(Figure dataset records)
- - - - -

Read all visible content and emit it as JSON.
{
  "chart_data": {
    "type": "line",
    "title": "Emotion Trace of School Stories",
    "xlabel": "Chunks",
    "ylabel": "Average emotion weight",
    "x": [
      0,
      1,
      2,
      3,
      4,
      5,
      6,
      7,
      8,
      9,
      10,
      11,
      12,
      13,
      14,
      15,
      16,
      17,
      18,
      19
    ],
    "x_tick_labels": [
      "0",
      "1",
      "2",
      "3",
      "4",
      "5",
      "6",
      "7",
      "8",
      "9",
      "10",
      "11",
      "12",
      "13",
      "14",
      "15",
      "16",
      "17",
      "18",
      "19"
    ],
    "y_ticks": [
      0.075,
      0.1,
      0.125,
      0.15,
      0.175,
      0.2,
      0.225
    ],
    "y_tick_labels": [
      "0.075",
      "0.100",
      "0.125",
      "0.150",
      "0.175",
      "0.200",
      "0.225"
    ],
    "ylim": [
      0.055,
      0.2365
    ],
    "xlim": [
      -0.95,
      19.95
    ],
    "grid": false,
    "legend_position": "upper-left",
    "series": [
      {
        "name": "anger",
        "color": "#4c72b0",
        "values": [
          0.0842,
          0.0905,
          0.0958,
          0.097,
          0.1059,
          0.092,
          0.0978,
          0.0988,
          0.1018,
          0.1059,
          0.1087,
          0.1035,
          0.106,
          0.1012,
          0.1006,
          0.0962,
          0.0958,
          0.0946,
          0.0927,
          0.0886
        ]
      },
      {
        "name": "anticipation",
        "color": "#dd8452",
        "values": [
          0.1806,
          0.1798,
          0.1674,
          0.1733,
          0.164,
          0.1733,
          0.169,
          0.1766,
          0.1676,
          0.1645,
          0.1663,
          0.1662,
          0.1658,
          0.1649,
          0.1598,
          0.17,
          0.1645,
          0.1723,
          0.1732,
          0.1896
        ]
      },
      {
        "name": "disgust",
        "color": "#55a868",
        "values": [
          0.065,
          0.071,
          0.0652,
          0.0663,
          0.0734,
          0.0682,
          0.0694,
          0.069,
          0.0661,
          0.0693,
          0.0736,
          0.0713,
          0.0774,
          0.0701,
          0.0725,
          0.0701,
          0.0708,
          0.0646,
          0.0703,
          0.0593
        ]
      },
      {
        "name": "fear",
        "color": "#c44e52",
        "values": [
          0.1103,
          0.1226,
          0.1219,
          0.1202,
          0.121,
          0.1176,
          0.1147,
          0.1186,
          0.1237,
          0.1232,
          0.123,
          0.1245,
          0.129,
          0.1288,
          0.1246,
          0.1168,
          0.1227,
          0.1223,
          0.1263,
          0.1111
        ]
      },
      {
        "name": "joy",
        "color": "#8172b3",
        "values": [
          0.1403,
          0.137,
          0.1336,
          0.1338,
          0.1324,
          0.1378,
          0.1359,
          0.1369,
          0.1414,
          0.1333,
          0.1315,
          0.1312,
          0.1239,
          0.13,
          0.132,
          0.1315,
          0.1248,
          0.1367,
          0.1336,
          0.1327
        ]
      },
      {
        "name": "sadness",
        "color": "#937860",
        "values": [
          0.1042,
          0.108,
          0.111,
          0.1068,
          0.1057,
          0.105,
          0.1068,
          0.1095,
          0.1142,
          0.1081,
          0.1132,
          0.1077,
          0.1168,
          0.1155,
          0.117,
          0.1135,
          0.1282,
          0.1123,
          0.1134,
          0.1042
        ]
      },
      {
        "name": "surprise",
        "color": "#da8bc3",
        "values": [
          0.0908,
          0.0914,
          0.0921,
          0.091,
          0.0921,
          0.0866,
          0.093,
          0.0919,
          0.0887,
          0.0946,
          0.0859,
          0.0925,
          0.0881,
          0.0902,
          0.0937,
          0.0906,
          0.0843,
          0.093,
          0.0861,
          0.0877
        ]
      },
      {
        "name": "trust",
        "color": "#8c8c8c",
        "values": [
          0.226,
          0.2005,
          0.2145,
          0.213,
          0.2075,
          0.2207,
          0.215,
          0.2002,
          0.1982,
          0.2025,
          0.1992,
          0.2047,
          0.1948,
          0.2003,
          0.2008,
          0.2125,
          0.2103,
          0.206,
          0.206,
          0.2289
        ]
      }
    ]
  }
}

- - - - -

#### [Task objective]
Set every line of the listing down word for word.

#### [Exercise answer]
Read all visible content and emit it as JSON.
{
  "chart_data": {
    "type": "line",
    "title": "Emotion Trace of School Stories",
    "xlabel": "Chunks",
    "ylabel": "Average emotion weight",
    "x": [
      0,
      1,
      2,
      3,
      4,
      5,
      6,
      7,
      8,
      9,
      10,
      11,
      12,
      13,
      14,
      15,
      16,
      17,
      18,
      19
    ],
    "x_tick_labels": [
      "0",
      "1",
      "2",
      "3",
      "4",
      "5",
      "6",
      "7",
      "8",
      "9",
      "10",
      "11",
      "12",
      "13",
      "14",
      "15",
      "16",
      "17",
      "18",
      "19"
    ],
    "y_ticks": [
      0.075,
      0.1,
      0.125,
      0.15,
      0.175,
      0.2,
      0.225
    ],
    "y_tick_labels": [
      "0.075",
      "0.100",
      "0.125",
      "0.150",
      "0.175",
      "0.200",
      "0.225"
    ],
    "ylim": [
      0.055,
      0.2365
    ],
    "xlim": [
      -0.95,
      19.95
    ],
    "grid": false,
    "legend_position": "upper-left",
    "series": [
      {
        "name": "anger",
        "color": "#4c72b0",
        "values": [
          0.0842,
          0.0905,
          0.0958,
          0.097,
          0.1059,
          0.092,
          0.0978,
          0.0988,
          0.1018,
          0.1059,
          0.1087,
          0.1035,
          0.106,
          0.1012,
          0.1006,
          0.0962,
          0.0958,
          0.0946,
          0.0927,
          0.0886
        ]
      },
      {
        "name": "anticipation",
        "color": "#dd8452",
        "values": [
          0.1806,
          0.1798,
          0.1674,
          0.1733,
          0.164,
          0.1733,
          0.169,
          0.1766,
          0.1676,
          0.1645,
          0.1663,
          0.1662,
          0.1658,
          0.1649,
          0.1598,
          0.17,
          0.1645,
          0.1723,
          0.1732,
          0.1896
        ]
      },
      {
        "name": "disgust",
        "color": "#55a868",
        "values": [
          0.065,
          0.071,
          0.0652,
          0.0663,
          0.0734,
          0.0682,
          0.0694,
          0.069,
          0.0661,
          0.0693,
          0.0736,
          0.0713,
          0.0774,
          0.0701,
          0.0725,
          0.0701,
          0.0708,
          0.0646,
          0.0703,
          0.0593
        ]
      },
      {
        "name": "fear",
        "color": "#c44e52",
        "values": [
          0.1103,
          0.1226,
          0.1219,
          0.1202,
          0.121,
          0.1176,
          0.1147,
          0.1186,
          0.1237,
          0.1232,
          0.123,
          0.1245,
          0.129,
          0.1288,
          0.1246,
          0.1168,
          0.1227,
          0.1223,
          0.1263,
          0.1111
        ]
      },
      {
        "name": "joy",
        "color": "#8172b3",
        "values": [
          0.1403,
          0.137,
          0.1336,
          0.1338,
          0.1324,
          0.1378,
          0.1359,
          0.1369,
          0.1414,
          0.1333,
          0.1315,
          0.1312,
          0.1239,
          0.13,
          0.132,
          0.1315,
          0.1248,
          0.1367,
          0.1336,
          0.1327
        ]
      },
      {
        "name": "sadness",
        "color": "#937860",
        "values": [
          0.1042,
          0.108,
          0.111,
          0.1068,
          0.1057,
          0.105,
          0.1068,
          0.1095,
          0.1142,
          0.1081,
          0.1132,
          0.1077,
          0.1168,
          0.1155,
          0.117,
          0.1135,
          0.1282,
          0.1123,
          0.1134,
          0.1042
        ]
      },
      {
        "name": "surprise",
        "color": "#da8bc3",
        "values": [
          0.0908,
          0.0914,
          0.0921,
          0.091,
          0.0921,
          0.0866,
          0.093,
          0.0919,
          0.0887,
          0.0946,
          0.0859,
          0.0925,
          0.0881,
          0.0902,
          0.0937,
          0.0906,
          0.0843,
          0.093,
          0.0861,
          0.0877
        ]
      },
      {
        "name": "trust",
        "color": "#8c8c8c",
        "values": [
          0.226,
          0.2005,
          0.2145,
          0.213,
          0.2075,
          0.2207,
          0.215,
          0.2002,
          0.1982,
          0.2025,
          0.1992,
          0.2047,
          0.1948,
          0.2003,
          0.2008,
          0.2125,
          0.2103,
          0.206,
          0.206,
          0.2289
        ]
      }
    ]
  }
}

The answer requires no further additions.